** START **
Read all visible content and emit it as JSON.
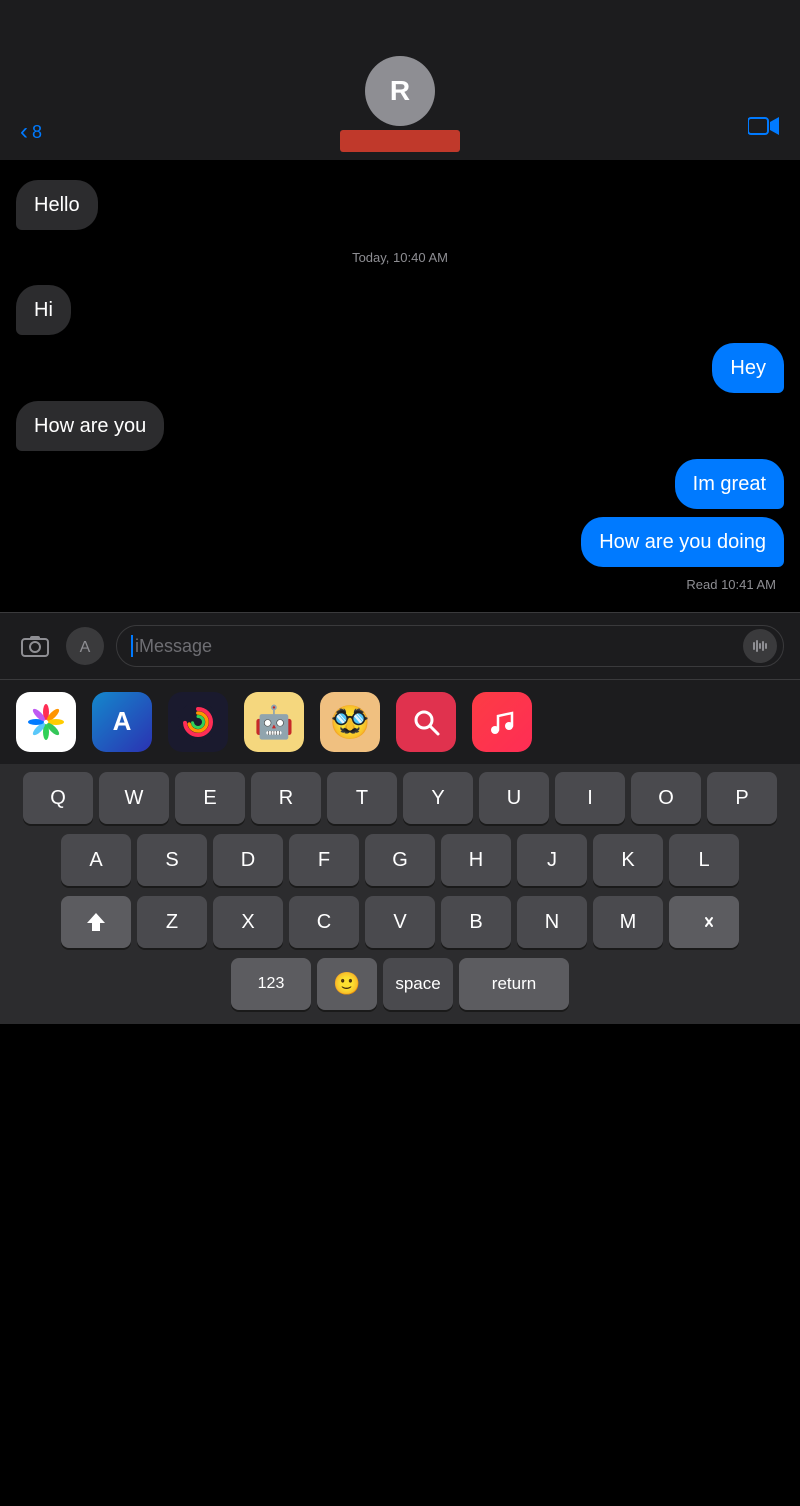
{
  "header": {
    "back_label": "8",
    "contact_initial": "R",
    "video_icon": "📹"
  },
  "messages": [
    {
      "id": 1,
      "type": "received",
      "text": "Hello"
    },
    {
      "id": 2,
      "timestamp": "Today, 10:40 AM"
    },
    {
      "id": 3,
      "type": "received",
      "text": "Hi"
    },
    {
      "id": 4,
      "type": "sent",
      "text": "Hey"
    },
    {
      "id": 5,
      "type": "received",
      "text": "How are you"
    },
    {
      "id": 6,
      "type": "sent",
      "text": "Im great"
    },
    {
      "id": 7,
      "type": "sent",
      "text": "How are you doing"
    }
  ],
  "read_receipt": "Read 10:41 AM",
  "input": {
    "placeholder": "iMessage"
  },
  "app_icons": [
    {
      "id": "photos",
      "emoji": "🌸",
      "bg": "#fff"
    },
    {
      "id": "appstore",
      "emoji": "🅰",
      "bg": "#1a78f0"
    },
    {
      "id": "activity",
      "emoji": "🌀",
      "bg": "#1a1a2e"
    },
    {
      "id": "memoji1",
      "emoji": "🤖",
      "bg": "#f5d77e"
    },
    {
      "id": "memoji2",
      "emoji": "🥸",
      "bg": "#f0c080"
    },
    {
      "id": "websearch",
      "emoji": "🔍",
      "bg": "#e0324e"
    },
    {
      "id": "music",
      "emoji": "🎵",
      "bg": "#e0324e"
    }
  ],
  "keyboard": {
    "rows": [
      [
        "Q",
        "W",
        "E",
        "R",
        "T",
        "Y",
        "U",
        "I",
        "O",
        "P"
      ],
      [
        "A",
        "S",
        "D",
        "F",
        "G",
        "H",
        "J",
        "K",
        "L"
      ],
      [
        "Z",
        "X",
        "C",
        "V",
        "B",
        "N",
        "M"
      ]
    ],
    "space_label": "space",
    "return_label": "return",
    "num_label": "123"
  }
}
** END **
** START **
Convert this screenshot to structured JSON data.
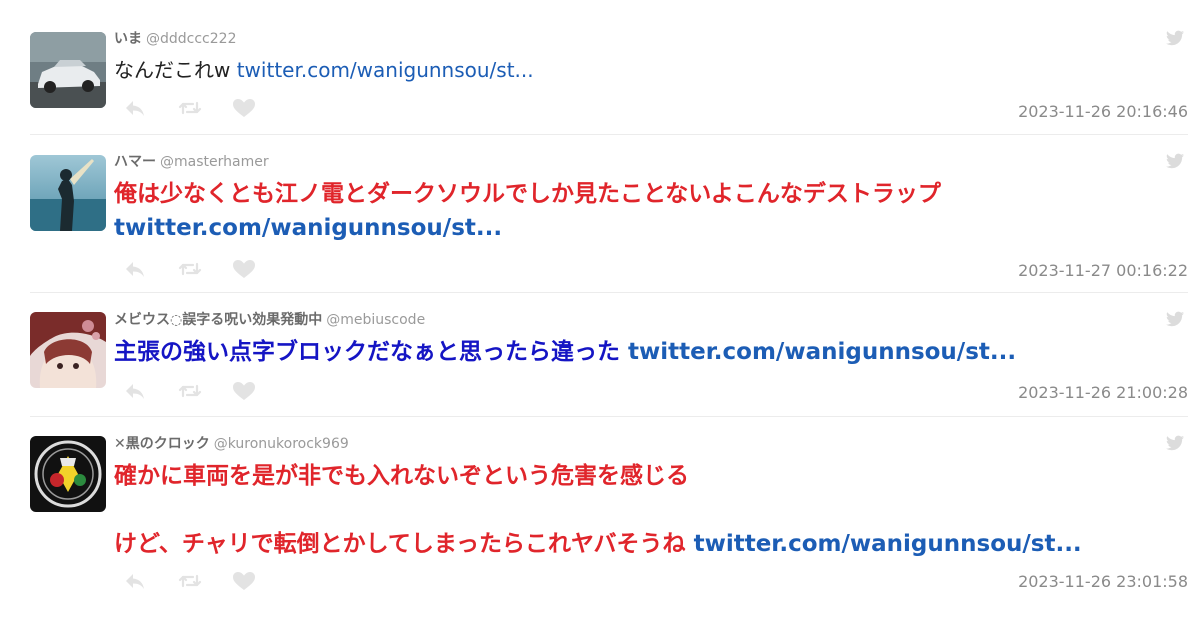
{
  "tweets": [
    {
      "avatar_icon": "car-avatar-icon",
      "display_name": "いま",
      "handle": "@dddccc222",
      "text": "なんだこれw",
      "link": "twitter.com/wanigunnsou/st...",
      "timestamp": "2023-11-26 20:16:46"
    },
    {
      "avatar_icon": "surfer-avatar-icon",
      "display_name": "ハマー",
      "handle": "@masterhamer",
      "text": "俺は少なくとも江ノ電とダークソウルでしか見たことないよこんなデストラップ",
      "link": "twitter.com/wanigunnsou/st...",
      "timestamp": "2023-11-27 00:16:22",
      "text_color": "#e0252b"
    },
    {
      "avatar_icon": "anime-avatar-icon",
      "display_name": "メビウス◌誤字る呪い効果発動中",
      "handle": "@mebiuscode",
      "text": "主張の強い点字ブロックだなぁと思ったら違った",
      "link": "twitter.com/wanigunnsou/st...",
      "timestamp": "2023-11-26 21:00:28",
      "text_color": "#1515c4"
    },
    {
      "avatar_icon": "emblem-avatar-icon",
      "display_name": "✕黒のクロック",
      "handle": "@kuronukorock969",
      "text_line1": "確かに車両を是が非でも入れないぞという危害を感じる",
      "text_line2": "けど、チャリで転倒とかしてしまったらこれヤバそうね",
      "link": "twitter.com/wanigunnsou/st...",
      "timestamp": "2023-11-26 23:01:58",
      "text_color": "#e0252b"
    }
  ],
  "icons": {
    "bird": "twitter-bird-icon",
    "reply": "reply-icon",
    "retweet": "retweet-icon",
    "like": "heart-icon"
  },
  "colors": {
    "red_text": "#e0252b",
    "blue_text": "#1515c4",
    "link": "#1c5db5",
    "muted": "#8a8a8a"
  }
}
** END **
• [Aim of the exercise]: Copy every line from the entries that contains the word "Read".

• [Complete answer]:
Read all visible content and emit it as JSON.
  "read_receipt": "Read 10:41 AM",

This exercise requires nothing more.